Rookie Pacer troubles Ponting:


Vs Australia @ Perth, Day 4 Morning Session


Just one Australian wicket fell in this session. But then no sane Indian cricket fan would forget this session. It was in this session, Ricky Ponting; one of the best test batsmen in the World was all at sea facing a rookie Indian Pace Bowler at perth, known for its pace and bounce. There were edges, Close LBW shouts, near misses and what not. We have to give credit to Pointing as very few batsmen would have survived such carnage of spell for so long. Ishant was getting tired and Kumble was about to take him of the attack, when Shewag, Ishant’s Ranji team mate, asked him to bowl one more over. “haan, main karoonga” (Yes, I will bowl one) said Ishant, and Pointing edged the very first ball of the over to Dravid’s safe hands at slips, and walked back to pavilion having been sorted out by a youngster twice in the same match. Such was the impact of the spell, that it not only gave India a famous victory after Sydney episode, but has also made it difficult for selectors to drop Ishant, even when he is not delivering the goods.



Sehwag cracks Mendis mystery and Murali magic:

Vs Srilanka @ Galle, Day 1 Morning Session

In the first test of the series India scored only 223 and 138. Mystery man Mendis making his debut picked up 8wickets, while magical off spinner Murali accounted for 11 Indian men. Every one was wondering how the Indians were going to tackle the spin combo in the rest of the series. Sehwag showed them how, by adding 151 runs in the first session of the Day1 along with his friend Gambhir. In Mendis second over of the match, Shewag hit a huge six and then picked up a two fingered googly easily and cut it past point for four later in the same over. Murali bowled a Doosra on his very fast ball and Sehwag crashed it to deep point boundary to reach his fifty. He would continue to show how to handle the spinners and reach 200, but none of the Indian batsman will learn the lesson, as Mendis would once more pick six wickets. However, Sehwag’s knock did help India level series.


Defensive tactics or Great Cricketing Acumen???

Vs Australia @ Nagpur Day 3, Morning Session

Only 42 runs were scored in the session in 24 overs bowled. Only one wicket fell. Passage of plays like this separate test match fans from T20 fans. Any one can enjoy Shewag murdering Murali and Mendis; but only true cricket fans can enjoy the session that saw Indians bowl wide outside off stump with packed offside field. India lead the series 1 nil, and hence they just needed a draw to win the series. Though Indians scored 441 in the first Innings, Aussies had raced off to 189/2 at the end of second day’s play. Indians were guilty of bowling too many boundary balls, and wanted to some how dry up the runs. It was then Dhoni came up with this plan on the Third day morning. You may call it Master piece thinking or a defensive ploy that kills Test cricket, but the fact of the matter is the session helped India seize the momentum and dismiss Australia by the end of the day’s play and get a healthy lead. India went on to win the match and the Border Gavaskar trophy, and this tortoise like session did help India to turn the tables against the then World Number one side.

• **Request 1**: Update the rows from the first one up to and including the line with "- y-tick-base: 10: [50, 238, 75, 262]" by replacing "x-tick-label" with "x-axis-tick", leaving everything else unchanged. Give back only those lines.

• **Material supplied**:
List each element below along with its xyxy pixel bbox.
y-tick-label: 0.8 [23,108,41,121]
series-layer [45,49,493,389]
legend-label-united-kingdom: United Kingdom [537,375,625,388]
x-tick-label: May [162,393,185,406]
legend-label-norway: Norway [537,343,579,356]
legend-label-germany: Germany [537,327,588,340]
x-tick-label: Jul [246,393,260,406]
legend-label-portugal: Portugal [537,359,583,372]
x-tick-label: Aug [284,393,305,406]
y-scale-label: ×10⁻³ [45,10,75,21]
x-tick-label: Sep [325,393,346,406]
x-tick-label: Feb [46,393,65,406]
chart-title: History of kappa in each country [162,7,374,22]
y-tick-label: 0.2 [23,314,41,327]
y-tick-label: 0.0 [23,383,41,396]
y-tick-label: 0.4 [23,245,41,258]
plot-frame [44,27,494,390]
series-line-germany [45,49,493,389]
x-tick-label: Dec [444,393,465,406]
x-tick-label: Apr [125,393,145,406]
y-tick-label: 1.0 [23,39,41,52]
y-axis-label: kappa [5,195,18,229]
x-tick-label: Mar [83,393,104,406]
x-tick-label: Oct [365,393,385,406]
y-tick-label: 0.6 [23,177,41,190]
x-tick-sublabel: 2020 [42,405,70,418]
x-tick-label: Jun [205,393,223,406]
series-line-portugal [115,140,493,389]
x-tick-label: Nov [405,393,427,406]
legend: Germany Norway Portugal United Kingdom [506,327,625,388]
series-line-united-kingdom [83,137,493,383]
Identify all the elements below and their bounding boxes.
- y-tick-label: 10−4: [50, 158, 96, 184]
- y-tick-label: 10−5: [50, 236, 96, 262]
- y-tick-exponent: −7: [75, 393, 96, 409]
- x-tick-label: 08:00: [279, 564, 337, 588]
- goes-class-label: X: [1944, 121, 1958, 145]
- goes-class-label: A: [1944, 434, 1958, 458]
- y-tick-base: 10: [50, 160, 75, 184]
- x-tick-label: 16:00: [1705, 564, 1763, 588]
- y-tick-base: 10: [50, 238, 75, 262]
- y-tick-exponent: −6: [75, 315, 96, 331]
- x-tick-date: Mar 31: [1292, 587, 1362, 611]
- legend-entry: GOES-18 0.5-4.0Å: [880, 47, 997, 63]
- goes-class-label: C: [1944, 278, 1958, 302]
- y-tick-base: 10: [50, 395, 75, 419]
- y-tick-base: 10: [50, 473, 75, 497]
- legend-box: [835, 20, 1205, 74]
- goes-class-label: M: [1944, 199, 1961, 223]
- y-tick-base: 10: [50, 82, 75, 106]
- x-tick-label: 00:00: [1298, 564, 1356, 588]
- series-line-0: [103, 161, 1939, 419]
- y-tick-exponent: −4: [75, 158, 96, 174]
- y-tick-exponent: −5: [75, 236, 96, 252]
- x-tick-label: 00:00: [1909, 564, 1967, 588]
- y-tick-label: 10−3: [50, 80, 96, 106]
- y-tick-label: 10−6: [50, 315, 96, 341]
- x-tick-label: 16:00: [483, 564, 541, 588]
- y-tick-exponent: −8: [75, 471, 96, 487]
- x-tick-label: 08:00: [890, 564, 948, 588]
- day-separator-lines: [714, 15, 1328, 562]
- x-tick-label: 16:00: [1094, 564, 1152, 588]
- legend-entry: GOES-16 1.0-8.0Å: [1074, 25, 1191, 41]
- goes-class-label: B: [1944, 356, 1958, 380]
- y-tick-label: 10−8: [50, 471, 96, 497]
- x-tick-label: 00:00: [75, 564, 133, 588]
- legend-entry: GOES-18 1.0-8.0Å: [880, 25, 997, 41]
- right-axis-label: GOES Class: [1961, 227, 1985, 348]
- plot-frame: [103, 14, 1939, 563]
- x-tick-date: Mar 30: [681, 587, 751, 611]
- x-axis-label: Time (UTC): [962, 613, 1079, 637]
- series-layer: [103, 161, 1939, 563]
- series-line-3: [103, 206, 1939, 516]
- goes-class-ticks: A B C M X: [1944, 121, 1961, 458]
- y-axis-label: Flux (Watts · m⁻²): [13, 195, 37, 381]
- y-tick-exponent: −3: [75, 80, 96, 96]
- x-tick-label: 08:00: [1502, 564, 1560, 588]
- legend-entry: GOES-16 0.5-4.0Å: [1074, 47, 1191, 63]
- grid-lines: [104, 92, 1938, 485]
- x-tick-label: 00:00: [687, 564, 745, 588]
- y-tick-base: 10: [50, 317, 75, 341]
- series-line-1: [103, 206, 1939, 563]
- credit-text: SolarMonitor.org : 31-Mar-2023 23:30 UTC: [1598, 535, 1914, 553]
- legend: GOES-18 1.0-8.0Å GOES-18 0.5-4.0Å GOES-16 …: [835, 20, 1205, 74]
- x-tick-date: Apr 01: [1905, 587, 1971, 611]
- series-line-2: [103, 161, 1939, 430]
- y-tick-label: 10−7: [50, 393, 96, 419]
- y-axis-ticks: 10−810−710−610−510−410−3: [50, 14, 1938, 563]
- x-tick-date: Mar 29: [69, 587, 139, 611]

• **Request 2**: In the cricket passage, how many runs did Sehwag and Gambhir add in the first session of Day 1 at Galle?

• **Final answer 1**:
List each element below along with its xyxy pixel bbox.
y-tick-label: 0.8 [23,108,41,121]
series-layer [45,49,493,389]
legend-label-united-kingdom: United Kingdom [537,375,625,388]
x-axis-tick: May [162,393,185,406]
legend-label-norway: Norway [537,343,579,356]
legend-label-germany: Germany [537,327,588,340]
x-axis-tick: Jul [246,393,260,406]
legend-label-portugal: Portugal [537,359,583,372]
x-axis-tick: Aug [284,393,305,406]
y-scale-label: ×10⁻³ [45,10,75,21]
x-axis-tick: Sep [325,393,346,406]
x-axis-tick: Feb [46,393,65,406]
chart-title: History of kappa in each country [162,7,374,22]
y-tick-label: 0.2 [23,314,41,327]
y-tick-label: 0.0 [23,383,41,396]
y-tick-label: 0.4 [23,245,41,258]
plot-frame [44,27,494,390]
series-line-germany [45,49,493,389]
x-axis-tick: Dec [444,393,465,406]
x-axis-tick: Apr [125,393,145,406]
y-tick-label: 1.0 [23,39,41,52]
y-axis-label: kappa [5,195,18,229]
x-axis-tick: Mar [83,393,104,406]
x-axis-tick: Oct [365,393,385,406]
y-tick-label: 0.6 [23,177,41,190]
x-tick-sublabel: 2020 [42,405,70,418]
x-axis-tick: Jun [205,393,223,406]
series-line-portugal [115,140,493,389]
x-axis-tick: Nov [405,393,427,406]
legend: Germany Norway Portugal United Kingdom [506,327,625,388]
series-line-united-kingdom [83,137,493,383]
Identify all the elements below and their bounding boxes.
- y-tick-label: 10−4: [50, 158, 96, 184]
- y-tick-label: 10−5: [50, 236, 96, 262]
- y-tick-exponent: −7: [75, 393, 96, 409]
- x-axis-tick: 08:00: [279, 564, 337, 588]
- goes-class-label: X: [1944, 121, 1958, 145]
- goes-class-label: A: [1944, 434, 1958, 458]
- y-tick-base: 10: [50, 160, 75, 184]
- x-axis-tick: 16:00: [1705, 564, 1763, 588]
- y-tick-base: 10: [50, 238, 75, 262]

• **Final answer 2**: 151 runs.